Quote all entries exactly, leaving pictures aside.

* **DATA EXTRACT**
┄┄┄┄┄┄┄┄┄┄

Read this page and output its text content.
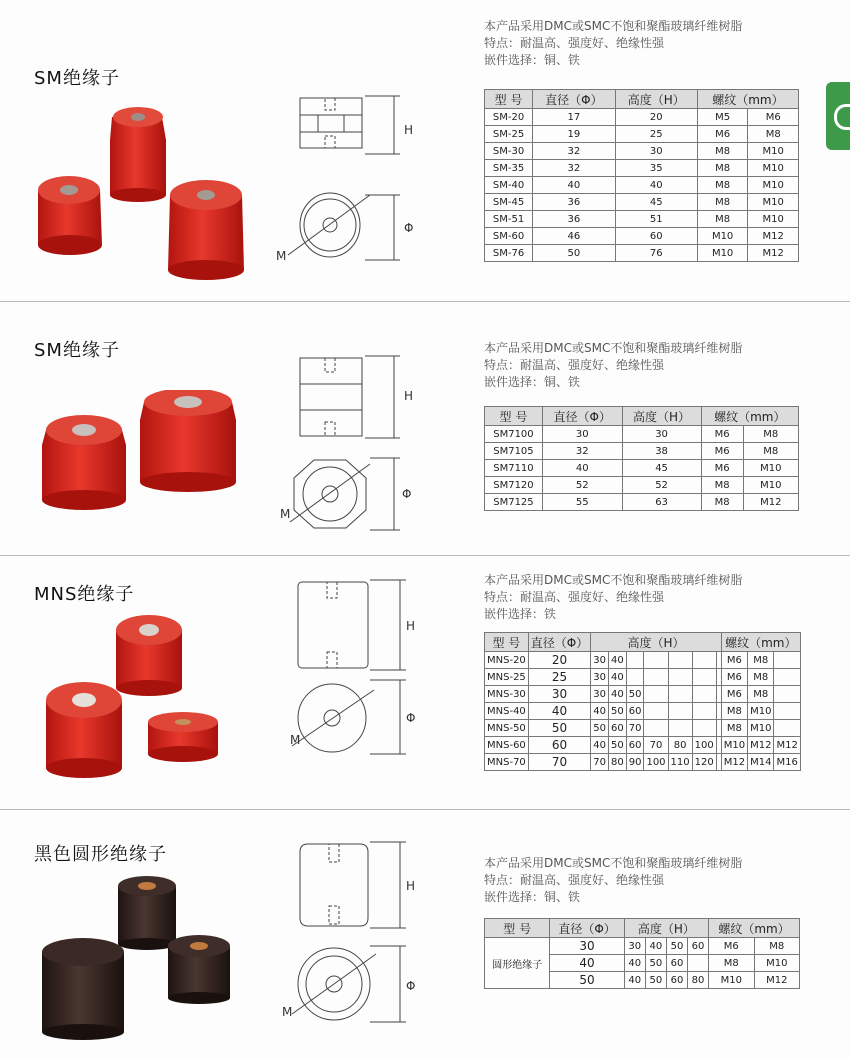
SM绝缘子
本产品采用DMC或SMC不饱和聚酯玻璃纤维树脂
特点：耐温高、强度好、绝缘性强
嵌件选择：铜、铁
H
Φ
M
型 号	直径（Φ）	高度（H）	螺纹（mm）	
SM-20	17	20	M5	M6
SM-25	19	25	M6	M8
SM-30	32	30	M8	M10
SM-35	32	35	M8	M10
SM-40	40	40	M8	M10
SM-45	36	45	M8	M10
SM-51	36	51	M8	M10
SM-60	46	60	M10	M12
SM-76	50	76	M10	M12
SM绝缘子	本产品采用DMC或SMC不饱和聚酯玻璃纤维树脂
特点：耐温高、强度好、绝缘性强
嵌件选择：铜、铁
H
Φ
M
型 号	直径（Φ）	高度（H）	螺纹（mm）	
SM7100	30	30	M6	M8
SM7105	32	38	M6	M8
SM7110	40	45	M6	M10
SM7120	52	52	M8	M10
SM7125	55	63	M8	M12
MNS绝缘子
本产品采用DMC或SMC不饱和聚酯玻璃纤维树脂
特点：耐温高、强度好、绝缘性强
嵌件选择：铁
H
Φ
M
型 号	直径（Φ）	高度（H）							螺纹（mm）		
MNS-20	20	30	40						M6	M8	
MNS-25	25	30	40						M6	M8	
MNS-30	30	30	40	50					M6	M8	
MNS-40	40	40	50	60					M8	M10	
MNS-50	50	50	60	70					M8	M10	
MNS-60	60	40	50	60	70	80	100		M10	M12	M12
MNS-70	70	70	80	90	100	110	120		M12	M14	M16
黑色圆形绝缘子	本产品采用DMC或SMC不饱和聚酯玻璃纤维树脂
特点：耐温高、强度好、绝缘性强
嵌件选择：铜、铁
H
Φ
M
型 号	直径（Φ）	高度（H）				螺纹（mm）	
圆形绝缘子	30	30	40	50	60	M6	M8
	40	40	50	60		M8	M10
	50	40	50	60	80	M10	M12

┄┄┄┄┄┄┄┄┄┄

* **WRITTEN REPLY**
Read this page and output its text content.
SM绝缘子
本产品采用DMC或SMC不饱和聚酯玻璃纤维树脂
特点：耐温高、强度好、绝缘性强
嵌件选择：铜、铁
H
Φ
M
型 号	直径（Φ）	高度（H）	螺纹（mm）	
SM-20	17	20	M5	M6
SM-25	19	25	M6	M8
SM-30	32	30	M8	M10
SM-35	32	35	M8	M10
SM-40	40	40	M8	M10
SM-45	36	45	M8	M10
SM-51	36	51	M8	M10
SM-60	46	60	M10	M12
SM-76	50	76	M10	M12
SM绝缘子	本产品采用DMC或SMC不饱和聚酯玻璃纤维树脂
特点：耐温高、强度好、绝缘性强
嵌件选择：铜、铁
H
Φ
M
型 号	直径（Φ）	高度（H）	螺纹（mm）	
SM7100	30	30	M6	M8
SM7105	32	38	M6	M8
SM7110	40	45	M6	M10
SM7120	52	52	M8	M10
SM7125	55	63	M8	M12
MNS绝缘子
本产品采用DMC或SMC不饱和聚酯玻璃纤维树脂
特点：耐温高、强度好、绝缘性强
嵌件选择：铁
H
Φ
M
型 号	直径（Φ）	高度（H）							螺纹（mm）		
MNS-20	20	30	40						M6	M8	
MNS-25	25	30	40						M6	M8	
MNS-30	30	30	40	50					M6	M8	
MNS-40	40	40	50	60					M8	M10	
MNS-50	50	50	60	70					M8	M10	
MNS-60	60	40	50	60	70	80	100		M10	M12	M12
MNS-70	70	70	80	90	100	110	120		M12	M14	M16
黑色圆形绝缘子	本产品采用DMC或SMC不饱和聚酯玻璃纤维树脂
特点：耐温高、强度好、绝缘性强
嵌件选择：铜、铁
H
Φ
M
型 号	直径（Φ）	高度（H）				螺纹（mm）	
圆形绝缘子	30	30	40	50	60	M6	M8
	40	40	50	60		M8	M10
	50	40	50	60	80	M10	M12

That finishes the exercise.